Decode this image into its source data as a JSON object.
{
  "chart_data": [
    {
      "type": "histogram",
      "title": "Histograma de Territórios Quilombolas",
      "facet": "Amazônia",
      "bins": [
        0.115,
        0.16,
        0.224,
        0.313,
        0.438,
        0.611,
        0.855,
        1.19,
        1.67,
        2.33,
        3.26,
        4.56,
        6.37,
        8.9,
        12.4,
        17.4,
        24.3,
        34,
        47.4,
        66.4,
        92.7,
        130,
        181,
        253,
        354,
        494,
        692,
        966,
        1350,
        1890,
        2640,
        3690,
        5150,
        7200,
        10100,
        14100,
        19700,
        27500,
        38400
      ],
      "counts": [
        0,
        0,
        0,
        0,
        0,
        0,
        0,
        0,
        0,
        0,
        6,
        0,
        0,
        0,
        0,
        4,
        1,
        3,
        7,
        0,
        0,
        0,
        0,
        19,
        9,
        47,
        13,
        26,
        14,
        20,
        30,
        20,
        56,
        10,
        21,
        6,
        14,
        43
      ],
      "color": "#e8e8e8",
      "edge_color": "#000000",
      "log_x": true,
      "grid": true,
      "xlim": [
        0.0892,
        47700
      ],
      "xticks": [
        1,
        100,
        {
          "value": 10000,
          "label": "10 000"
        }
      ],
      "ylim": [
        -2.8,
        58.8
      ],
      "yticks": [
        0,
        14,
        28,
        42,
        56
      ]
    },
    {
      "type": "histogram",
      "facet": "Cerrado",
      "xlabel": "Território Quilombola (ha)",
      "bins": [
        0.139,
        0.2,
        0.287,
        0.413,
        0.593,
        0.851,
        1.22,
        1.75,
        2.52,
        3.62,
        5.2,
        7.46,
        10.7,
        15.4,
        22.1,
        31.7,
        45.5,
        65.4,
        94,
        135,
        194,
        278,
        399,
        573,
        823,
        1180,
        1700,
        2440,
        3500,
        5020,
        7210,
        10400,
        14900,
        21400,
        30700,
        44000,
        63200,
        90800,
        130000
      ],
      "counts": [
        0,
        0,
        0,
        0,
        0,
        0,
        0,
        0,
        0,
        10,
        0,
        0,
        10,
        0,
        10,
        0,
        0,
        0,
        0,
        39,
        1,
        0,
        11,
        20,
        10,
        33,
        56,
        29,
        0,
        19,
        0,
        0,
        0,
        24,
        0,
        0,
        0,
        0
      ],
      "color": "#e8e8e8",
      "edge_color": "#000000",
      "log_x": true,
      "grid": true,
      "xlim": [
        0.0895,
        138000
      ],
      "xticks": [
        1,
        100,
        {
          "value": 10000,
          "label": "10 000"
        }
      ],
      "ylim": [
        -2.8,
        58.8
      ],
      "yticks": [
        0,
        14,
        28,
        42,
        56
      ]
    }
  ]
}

● ● ●

• Task prompt:
Write out all the data again, exactly as it appears.

• Correct answer:
Decode this image into its source data as a JSON object.
{
  "chart_data": [
    {
      "type": "histogram",
      "title": "Histograma de Territórios Quilombolas",
      "facet": "Amazônia",
      "bins": [
        0.115,
        0.16,
        0.224,
        0.313,
        0.438,
        0.611,
        0.855,
        1.19,
        1.67,
        2.33,
        3.26,
        4.56,
        6.37,
        8.9,
        12.4,
        17.4,
        24.3,
        34,
        47.4,
        66.4,
        92.7,
        130,
        181,
        253,
        354,
        494,
        692,
        966,
        1350,
        1890,
        2640,
        3690,
        5150,
        7200,
        10100,
        14100,
        19700,
        27500,
        38400
      ],
      "counts": [
        0,
        0,
        0,
        0,
        0,
        0,
        0,
        0,
        0,
        0,
        6,
        0,
        0,
        0,
        0,
        4,
        1,
        3,
        7,
        0,
        0,
        0,
        0,
        19,
        9,
        47,
        13,
        26,
        14,
        20,
        30,
        20,
        56,
        10,
        21,
        6,
        14,
        43
      ],
      "color": "#e8e8e8",
      "edge_color": "#000000",
      "log_x": true,
      "grid": true,
      "xlim": [
        0.0892,
        47700
      ],
      "xticks": [
        1,
        100,
        {
          "value": 10000,
          "label": "10 000"
        }
      ],
      "ylim": [
        -2.8,
        58.8
      ],
      "yticks": [
        0,
        14,
        28,
        42,
        56
      ]
    },
    {
      "type": "histogram",
      "facet": "Cerrado",
      "xlabel": "Território Quilombola (ha)",
      "bins": [
        0.139,
        0.2,
        0.287,
        0.413,
        0.593,
        0.851,
        1.22,
        1.75,
        2.52,
        3.62,
        5.2,
        7.46,
        10.7,
        15.4,
        22.1,
        31.7,
        45.5,
        65.4,
        94,
        135,
        194,
        278,
        399,
        573,
        823,
        1180,
        1700,
        2440,
        3500,
        5020,
        7210,
        10400,
        14900,
        21400,
        30700,
        44000,
        63200,
        90800,
        130000
      ],
      "counts": [
        0,
        0,
        0,
        0,
        0,
        0,
        0,
        0,
        0,
        10,
        0,
        0,
        10,
        0,
        10,
        0,
        0,
        0,
        0,
        39,
        1,
        0,
        11,
        20,
        10,
        33,
        56,
        29,
        0,
        19,
        0,
        0,
        0,
        24,
        0,
        0,
        0,
        0
      ],
      "color": "#e8e8e8",
      "edge_color": "#000000",
      "log_x": true,
      "grid": true,
      "xlim": [
        0.0895,
        138000
      ],
      "xticks": [
        1,
        100,
        {
          "value": 10000,
          "label": "10 000"
        }
      ],
      "ylim": [
        -2.8,
        58.8
      ],
      "yticks": [
        0,
        14,
        28,
        42,
        56
      ]
    }
  ]
}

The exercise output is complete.